--- Entries shown ---
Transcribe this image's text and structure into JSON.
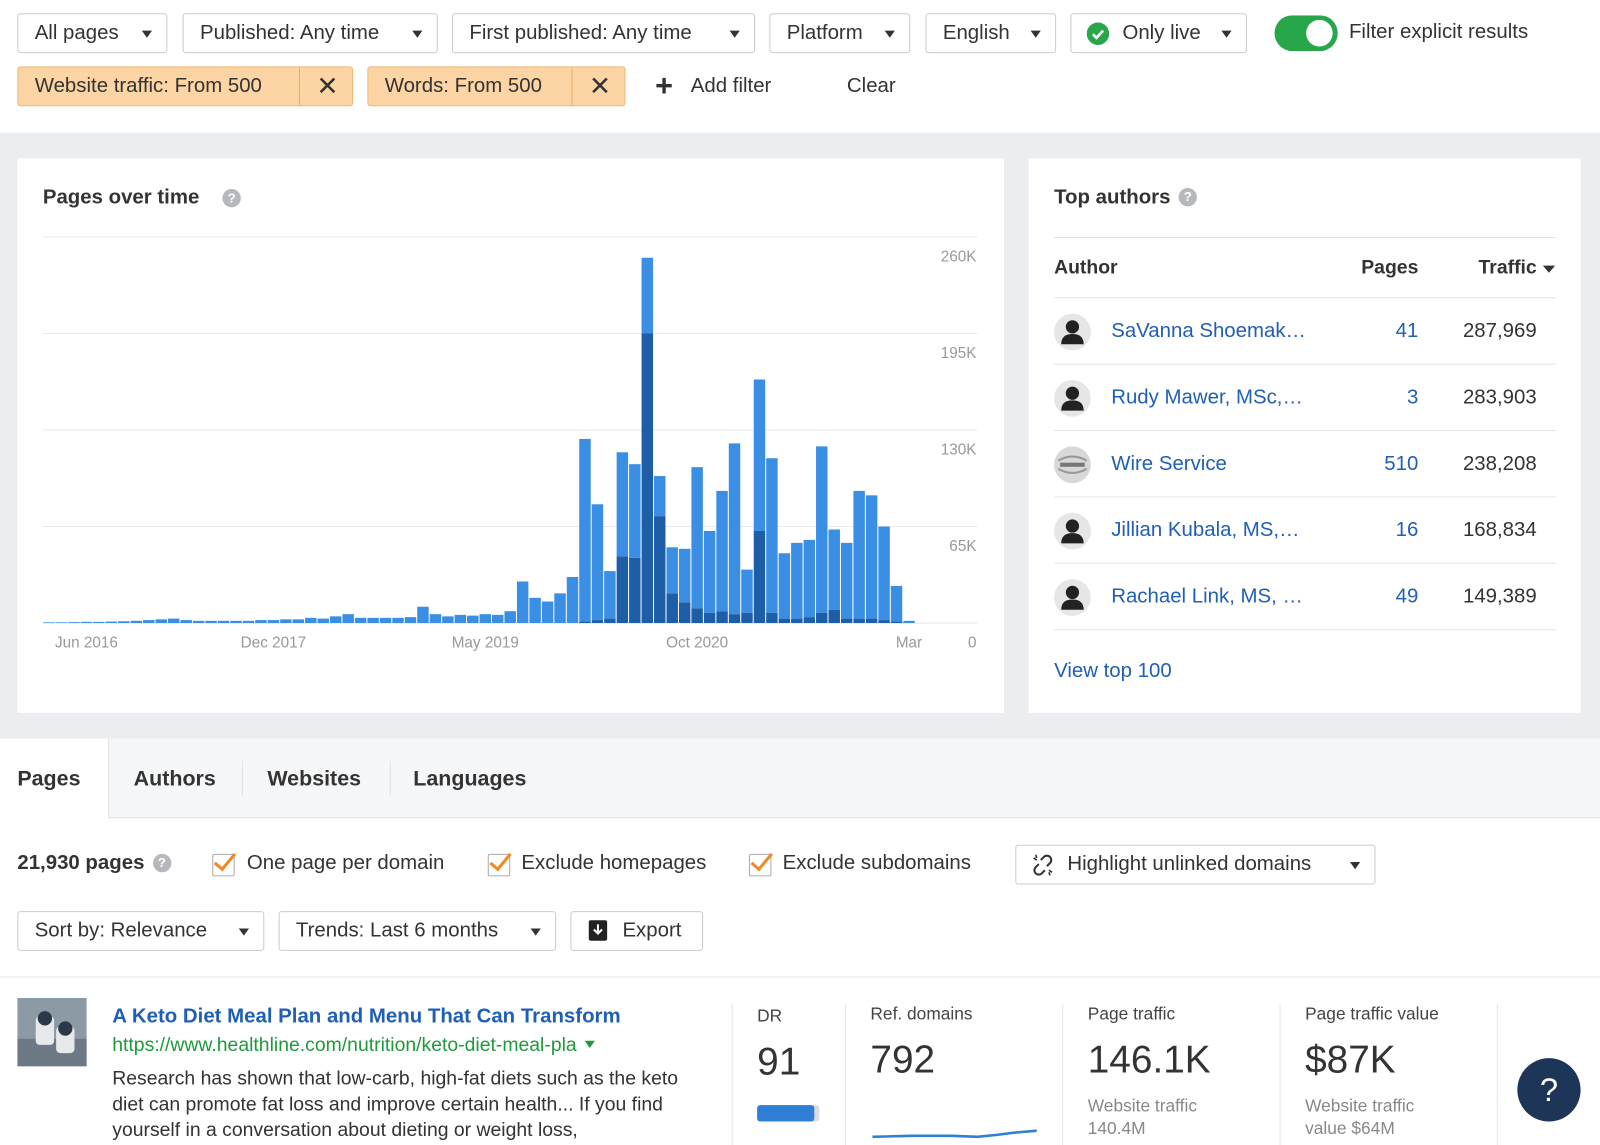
{
  "filters": {
    "dropdowns": [
      "All pages",
      "Published: Any time",
      "First published: Any time",
      "Platform",
      "English",
      "Only live"
    ],
    "toggle": "Filter explicit results",
    "active": [
      "Website traffic: From 500",
      "Words: From 500"
    ],
    "add_filter": "Add filter",
    "clear": "Clear"
  },
  "chart_data": {
    "type": "bar",
    "stacked": true,
    "title": "Pages over time",
    "categories": [
      null,
      null,
      null,
      "Jun 2016",
      null,
      null,
      null,
      null,
      null,
      null,
      null,
      null,
      null,
      null,
      null,
      null,
      null,
      null,
      "Dec 2017",
      null,
      null,
      null,
      null,
      null,
      null,
      null,
      null,
      null,
      null,
      null,
      null,
      null,
      null,
      null,
      null,
      "May 2019",
      null,
      null,
      null,
      null,
      null,
      null,
      null,
      null,
      null,
      null,
      null,
      null,
      null,
      null,
      null,
      null,
      "Oct 2020",
      null,
      null,
      null,
      null,
      null,
      null,
      null,
      null,
      null,
      null,
      null,
      null,
      null,
      null,
      null,
      null,
      "Mar",
      null,
      null,
      null,
      null,
      null
    ],
    "series": [
      {
        "color": "#1d5ea6",
        "values": [
          0,
          0,
          0,
          0,
          0,
          0,
          0,
          0,
          0,
          0,
          0,
          0,
          0,
          0,
          0,
          0,
          0,
          0,
          0,
          0,
          0,
          0,
          0,
          0,
          0,
          0,
          0,
          0,
          0,
          0,
          0,
          0,
          0,
          0,
          0,
          0,
          0,
          0,
          0,
          0,
          0,
          0,
          0,
          1000,
          2000,
          3000,
          45000,
          44000,
          195000,
          72000,
          20000,
          14000,
          10000,
          7000,
          8000,
          6000,
          7000,
          62000,
          7000,
          3000,
          3000,
          4000,
          7000,
          9000,
          3000,
          3000,
          3000,
          2000,
          1000,
          0,
          0,
          0,
          0,
          0,
          0
        ]
      },
      {
        "color": "#3a8fe4",
        "values": [
          500,
          500,
          600,
          800,
          800,
          1000,
          1200,
          1500,
          2000,
          2500,
          3000,
          2000,
          1500,
          1500,
          1500,
          1500,
          1500,
          2000,
          2000,
          2500,
          2500,
          3500,
          3000,
          4500,
          6000,
          3500,
          3500,
          3500,
          3500,
          4000,
          11000,
          6000,
          4500,
          5500,
          5000,
          6000,
          5500,
          8000,
          28000,
          17000,
          14500,
          20000,
          31000,
          123000,
          78000,
          32000,
          70000,
          63000,
          51000,
          27000,
          31000,
          36000,
          95000,
          55000,
          81000,
          115000,
          29000,
          102000,
          104000,
          44000,
          51000,
          52000,
          112000,
          54000,
          51000,
          86000,
          83000,
          63000,
          24000,
          1500,
          0,
          0,
          0,
          0,
          0
        ]
      }
    ],
    "ylim": [
      0,
      260000
    ],
    "yticks": [
      0,
      {
        "value": 65000,
        "label": "65K"
      },
      {
        "value": 130000,
        "label": "130K"
      },
      {
        "value": 195000,
        "label": "195K"
      },
      {
        "value": 260000,
        "label": "260K"
      }
    ],
    "grid": true
  },
  "top_authors": {
    "title": "Top authors",
    "columns": [
      "Author",
      "Pages",
      "Traffic"
    ],
    "rows": [
      [
        "SaVanna Shoemak…",
        "41",
        "287,969"
      ],
      [
        "Rudy Mawer, MSc,…",
        "3",
        "283,903"
      ],
      [
        "Wire Service",
        "510",
        "238,208"
      ],
      [
        "Jillian Kubala, MS,…",
        "16",
        "168,834"
      ],
      [
        "Rachael Link, MS, …",
        "49",
        "149,389"
      ]
    ],
    "link": "View top 100"
  },
  "tabs": [
    "Pages",
    "Authors",
    "Websites",
    "Languages"
  ],
  "results": {
    "count": "21,930 pages",
    "checkboxes": [
      "One page per domain",
      "Exclude homepages",
      "Exclude subdomains"
    ],
    "highlight": "Highlight unlinked domains",
    "sort": "Sort by: Relevance",
    "trends": "Trends: Last 6 months",
    "export": "Export"
  },
  "result_item": {
    "title": "A Keto Diet Meal Plan and Menu That Can Transform",
    "url": "https://www.healthline.com/nutrition/keto-diet-meal-pla",
    "snippet": "Research has shown that low-carb, high-fat diets such as the keto diet can promote fat loss and improve certain health... If you find yourself in a conversation about dieting or weight loss,",
    "metrics": [
      {
        "label": "DR",
        "value": "91"
      },
      {
        "label": "Ref. domains",
        "value": "792"
      },
      {
        "label": "Page traffic",
        "value": "146.1K",
        "sub": "Website traffic 140.4M"
      },
      {
        "label": "Page traffic value",
        "value": "$87K",
        "sub": "Website traffic value $64M"
      }
    ]
  },
  "help": "?"
}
---
Exercise description: Quote each line of the listing exactly, but leave the pictures out.

Response to this task:
Transcribe this image's text and structure into JSON.
{
  "filters": {
    "dropdowns": [
      "All pages",
      "Published: Any time",
      "First published: Any time",
      "Platform",
      "English",
      "Only live"
    ],
    "toggle": "Filter explicit results",
    "active": [
      "Website traffic: From 500",
      "Words: From 500"
    ],
    "add_filter": "Add filter",
    "clear": "Clear"
  },
  "chart_data": {
    "type": "bar",
    "stacked": true,
    "title": "Pages over time",
    "categories": [
      null,
      null,
      null,
      "Jun 2016",
      null,
      null,
      null,
      null,
      null,
      null,
      null,
      null,
      null,
      null,
      null,
      null,
      null,
      null,
      "Dec 2017",
      null,
      null,
      null,
      null,
      null,
      null,
      null,
      null,
      null,
      null,
      null,
      null,
      null,
      null,
      null,
      null,
      "May 2019",
      null,
      null,
      null,
      null,
      null,
      null,
      null,
      null,
      null,
      null,
      null,
      null,
      null,
      null,
      null,
      null,
      "Oct 2020",
      null,
      null,
      null,
      null,
      null,
      null,
      null,
      null,
      null,
      null,
      null,
      null,
      null,
      null,
      null,
      null,
      "Mar",
      null,
      null,
      null,
      null,
      null
    ],
    "series": [
      {
        "color": "#1d5ea6",
        "values": [
          0,
          0,
          0,
          0,
          0,
          0,
          0,
          0,
          0,
          0,
          0,
          0,
          0,
          0,
          0,
          0,
          0,
          0,
          0,
          0,
          0,
          0,
          0,
          0,
          0,
          0,
          0,
          0,
          0,
          0,
          0,
          0,
          0,
          0,
          0,
          0,
          0,
          0,
          0,
          0,
          0,
          0,
          0,
          1000,
          2000,
          3000,
          45000,
          44000,
          195000,
          72000,
          20000,
          14000,
          10000,
          7000,
          8000,
          6000,
          7000,
          62000,
          7000,
          3000,
          3000,
          4000,
          7000,
          9000,
          3000,
          3000,
          3000,
          2000,
          1000,
          0,
          0,
          0,
          0,
          0,
          0
        ]
      },
      {
        "color": "#3a8fe4",
        "values": [
          500,
          500,
          600,
          800,
          800,
          1000,
          1200,
          1500,
          2000,
          2500,
          3000,
          2000,
          1500,
          1500,
          1500,
          1500,
          1500,
          2000,
          2000,
          2500,
          2500,
          3500,
          3000,
          4500,
          6000,
          3500,
          3500,
          3500,
          3500,
          4000,
          11000,
          6000,
          4500,
          5500,
          5000,
          6000,
          5500,
          8000,
          28000,
          17000,
          14500,
          20000,
          31000,
          123000,
          78000,
          32000,
          70000,
          63000,
          51000,
          27000,
          31000,
          36000,
          95000,
          55000,
          81000,
          115000,
          29000,
          102000,
          104000,
          44000,
          51000,
          52000,
          112000,
          54000,
          51000,
          86000,
          83000,
          63000,
          24000,
          1500,
          0,
          0,
          0,
          0,
          0
        ]
      }
    ],
    "ylim": [
      0,
      260000
    ],
    "yticks": [
      0,
      {
        "value": 65000,
        "label": "65K"
      },
      {
        "value": 130000,
        "label": "130K"
      },
      {
        "value": 195000,
        "label": "195K"
      },
      {
        "value": 260000,
        "label": "260K"
      }
    ],
    "grid": true
  },
  "top_authors": {
    "title": "Top authors",
    "columns": [
      "Author",
      "Pages",
      "Traffic"
    ],
    "rows": [
      [
        "SaVanna Shoemak…",
        "41",
        "287,969"
      ],
      [
        "Rudy Mawer, MSc,…",
        "3",
        "283,903"
      ],
      [
        "Wire Service",
        "510",
        "238,208"
      ],
      [
        "Jillian Kubala, MS,…",
        "16",
        "168,834"
      ],
      [
        "Rachael Link, MS, …",
        "49",
        "149,389"
      ]
    ],
    "link": "View top 100"
  },
  "tabs": [
    "Pages",
    "Authors",
    "Websites",
    "Languages"
  ],
  "results": {
    "count": "21,930 pages",
    "checkboxes": [
      "One page per domain",
      "Exclude homepages",
      "Exclude subdomains"
    ],
    "highlight": "Highlight unlinked domains",
    "sort": "Sort by: Relevance",
    "trends": "Trends: Last 6 months",
    "export": "Export"
  },
  "result_item": {
    "title": "A Keto Diet Meal Plan and Menu That Can Transform",
    "url": "https://www.healthline.com/nutrition/keto-diet-meal-pla",
    "snippet": "Research has shown that low-carb, high-fat diets such as the keto diet can promote fat loss and improve certain health... If you find yourself in a conversation about dieting or weight loss,",
    "metrics": [
      {
        "label": "DR",
        "value": "91"
      },
      {
        "label": "Ref. domains",
        "value": "792"
      },
      {
        "label": "Page traffic",
        "value": "146.1K",
        "sub": "Website traffic 140.4M"
      },
      {
        "label": "Page traffic value",
        "value": "$87K",
        "sub": "Website traffic value $64M"
      }
    ]
  },
  "help": "?"
}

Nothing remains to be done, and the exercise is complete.